#### Provided text

========

The Kite Runner - Setting

By: Ebere Anokute, Thomas Henson, Andris Gomez, Bryana Wilson

Kabul, Afghanistan

Kabul, the multicultural capital of Afghanistan and the largest city of the country
The novel begins in Kabul, Afghanistan with the two main characters Amir and Hassan. The city of Kabul is over 3,000 years old. The territory consists mainly of dramatic mountain ranges,with plains in the north and southwest, and large areas of sandy desert near the southern border with Pakistan. The first few chapters are set here in Kabul where the narrator, Amir, grew up. For much of the twentieth century, it was an independent kingdom and then republic. Later, the family must flee the country and the setting takes place in America after the Soviet Union invades Afghanistan. This recent history of Afghanistan forms the backdrop to The Kite Runner. It is during this decade that Afghanistan becomes a proxy battleground for the Cold War empires of America and Russia.


  • The first few chapters are set in and around Amir's luxorious mansion of his childhood with Hassan. Whereas, Hassan's childhood takes place in the mud shack across Baba's house.

“In the 18 years that I lived in that house, I stepped into Hasssan and Ali’s courtors only a handful of times. When the sun dropped low behind the hills and we were done playing for the day, Hassan and I parted ways. I went past the rosebushes to Baba’s mansion, Hassan to the mud shack where he had been born, where he’d lived his entire life.” –pg. 6

  • Though they both lived in the same area and grew up practically like brother, they were by no means treated the same by society.
  • Amir and Baba are Pashtuns, while Hassan and Ali are Hazaras, descendants of the Moguls who are also Shi’a Muslims, and it is in these parallel tracks that we come to see the variety of life in Afghanistan; that being their traditions and hierarchies.
  • Amir and Hassan grow up together, are best friends, and even get into trouble together.
  • Hassan, however, realizes that he is Amir’s servant, and he is often cruelly mocked by others who consider him inferior because of his ethnicity.
  • Life in Kabul as a child was more like an adventure for Amir and Hassan. They did everything together and shared experiences.

========

#### Given information
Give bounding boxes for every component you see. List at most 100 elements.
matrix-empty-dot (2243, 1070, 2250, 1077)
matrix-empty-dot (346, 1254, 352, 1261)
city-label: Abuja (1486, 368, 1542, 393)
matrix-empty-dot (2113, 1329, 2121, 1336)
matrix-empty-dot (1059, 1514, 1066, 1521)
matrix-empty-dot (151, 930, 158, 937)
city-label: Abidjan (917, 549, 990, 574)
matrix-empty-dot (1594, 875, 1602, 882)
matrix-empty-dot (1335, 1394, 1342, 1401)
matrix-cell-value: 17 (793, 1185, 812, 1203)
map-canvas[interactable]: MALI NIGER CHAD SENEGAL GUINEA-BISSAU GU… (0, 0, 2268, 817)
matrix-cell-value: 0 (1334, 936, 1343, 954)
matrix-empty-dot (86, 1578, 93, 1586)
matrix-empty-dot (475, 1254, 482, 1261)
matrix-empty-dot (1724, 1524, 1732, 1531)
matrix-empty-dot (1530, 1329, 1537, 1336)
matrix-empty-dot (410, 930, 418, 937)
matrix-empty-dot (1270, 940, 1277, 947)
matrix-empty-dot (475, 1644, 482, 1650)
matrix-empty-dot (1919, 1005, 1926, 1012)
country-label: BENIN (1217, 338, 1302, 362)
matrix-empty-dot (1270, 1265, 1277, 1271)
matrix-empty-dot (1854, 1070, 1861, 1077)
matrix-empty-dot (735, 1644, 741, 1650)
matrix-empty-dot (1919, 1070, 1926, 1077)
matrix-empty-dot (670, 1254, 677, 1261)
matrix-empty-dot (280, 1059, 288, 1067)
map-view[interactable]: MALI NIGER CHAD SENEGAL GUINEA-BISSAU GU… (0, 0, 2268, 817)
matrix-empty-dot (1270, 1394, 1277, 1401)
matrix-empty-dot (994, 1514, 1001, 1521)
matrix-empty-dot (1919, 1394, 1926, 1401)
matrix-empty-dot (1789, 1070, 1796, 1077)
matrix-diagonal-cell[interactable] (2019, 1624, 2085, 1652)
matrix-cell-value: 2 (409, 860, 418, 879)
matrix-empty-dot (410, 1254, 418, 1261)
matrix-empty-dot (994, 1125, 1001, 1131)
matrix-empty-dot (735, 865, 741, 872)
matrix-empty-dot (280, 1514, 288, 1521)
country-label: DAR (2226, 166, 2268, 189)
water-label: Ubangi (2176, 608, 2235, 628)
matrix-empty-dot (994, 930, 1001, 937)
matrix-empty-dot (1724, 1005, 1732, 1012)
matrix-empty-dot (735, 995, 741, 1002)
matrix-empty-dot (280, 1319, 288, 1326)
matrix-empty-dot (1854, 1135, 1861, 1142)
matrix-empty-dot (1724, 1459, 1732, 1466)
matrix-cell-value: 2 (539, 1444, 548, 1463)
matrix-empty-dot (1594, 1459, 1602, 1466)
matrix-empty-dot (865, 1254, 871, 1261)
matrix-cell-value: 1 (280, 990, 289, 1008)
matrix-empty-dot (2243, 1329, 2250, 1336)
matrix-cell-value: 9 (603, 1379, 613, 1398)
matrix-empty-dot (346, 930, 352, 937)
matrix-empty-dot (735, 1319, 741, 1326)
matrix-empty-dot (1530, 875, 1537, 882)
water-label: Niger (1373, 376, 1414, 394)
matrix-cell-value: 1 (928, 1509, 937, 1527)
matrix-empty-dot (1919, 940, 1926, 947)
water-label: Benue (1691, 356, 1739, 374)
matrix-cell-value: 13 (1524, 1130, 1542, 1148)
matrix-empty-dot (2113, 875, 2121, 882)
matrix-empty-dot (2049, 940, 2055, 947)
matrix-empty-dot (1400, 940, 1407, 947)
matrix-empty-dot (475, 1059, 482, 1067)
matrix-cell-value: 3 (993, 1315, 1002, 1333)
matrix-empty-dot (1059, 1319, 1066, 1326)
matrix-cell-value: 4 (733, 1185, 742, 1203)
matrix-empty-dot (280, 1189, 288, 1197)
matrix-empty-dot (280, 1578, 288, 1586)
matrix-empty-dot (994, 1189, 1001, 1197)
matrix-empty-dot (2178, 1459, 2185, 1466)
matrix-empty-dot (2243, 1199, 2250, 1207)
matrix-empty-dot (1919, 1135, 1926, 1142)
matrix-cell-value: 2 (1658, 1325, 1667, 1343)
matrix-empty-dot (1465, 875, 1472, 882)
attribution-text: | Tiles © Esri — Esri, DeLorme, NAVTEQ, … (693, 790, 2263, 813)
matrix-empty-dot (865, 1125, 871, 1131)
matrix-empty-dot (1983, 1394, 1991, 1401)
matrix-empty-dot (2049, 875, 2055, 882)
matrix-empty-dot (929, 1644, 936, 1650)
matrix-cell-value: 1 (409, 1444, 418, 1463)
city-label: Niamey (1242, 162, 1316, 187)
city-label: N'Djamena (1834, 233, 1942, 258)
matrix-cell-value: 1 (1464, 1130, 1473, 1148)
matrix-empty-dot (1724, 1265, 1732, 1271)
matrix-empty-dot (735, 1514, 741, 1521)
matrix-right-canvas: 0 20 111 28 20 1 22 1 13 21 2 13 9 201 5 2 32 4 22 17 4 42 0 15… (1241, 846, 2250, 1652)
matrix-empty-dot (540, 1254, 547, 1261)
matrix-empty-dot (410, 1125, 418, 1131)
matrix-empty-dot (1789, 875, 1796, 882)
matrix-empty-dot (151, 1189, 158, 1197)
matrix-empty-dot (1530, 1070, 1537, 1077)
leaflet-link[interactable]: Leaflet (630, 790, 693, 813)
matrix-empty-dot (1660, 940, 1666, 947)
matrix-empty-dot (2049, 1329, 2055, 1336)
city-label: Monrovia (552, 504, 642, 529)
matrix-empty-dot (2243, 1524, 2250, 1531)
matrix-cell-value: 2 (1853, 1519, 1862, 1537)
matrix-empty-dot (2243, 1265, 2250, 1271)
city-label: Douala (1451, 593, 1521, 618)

========

#### Questions
a) List every person named as an author of the page on the setting of The Kite Runner.
b) Reproduce the passage of the page on the setting of The Kite Runner starting at "Kabul, the multicultural" and ending at "America and Russia.".
The records play no part in what comes next.

#### Answers to the exercise
a) Ebere Anokute, Thomas Henson, Andris Gomez, Bryana Wilson

b)
Kabul, the multicultural capital of Afghanistan and the largest city of the country
The novel begins in Kabul, Afghanistan with the two main characters Amir and Hassan. The city of Kabul is over 3,000 years old. The territory consists mainly of dramatic mountain ranges,with plains in the north and southwest, and large areas of sandy desert near the southern border with Pakistan. The first few chapters are set here in Kabul where the narrator, Amir, grew up. For much of the twentieth century, it was an independent kingdom and then republic. Later, the family must flee the country and the setting takes place in America after the Soviet Union invades Afghanistan. This recent history of Afghanistan forms the backdrop to The Kite Runner. It is during this decade that Afghanistan becomes a proxy battleground for the Cold War empires of America and Russia.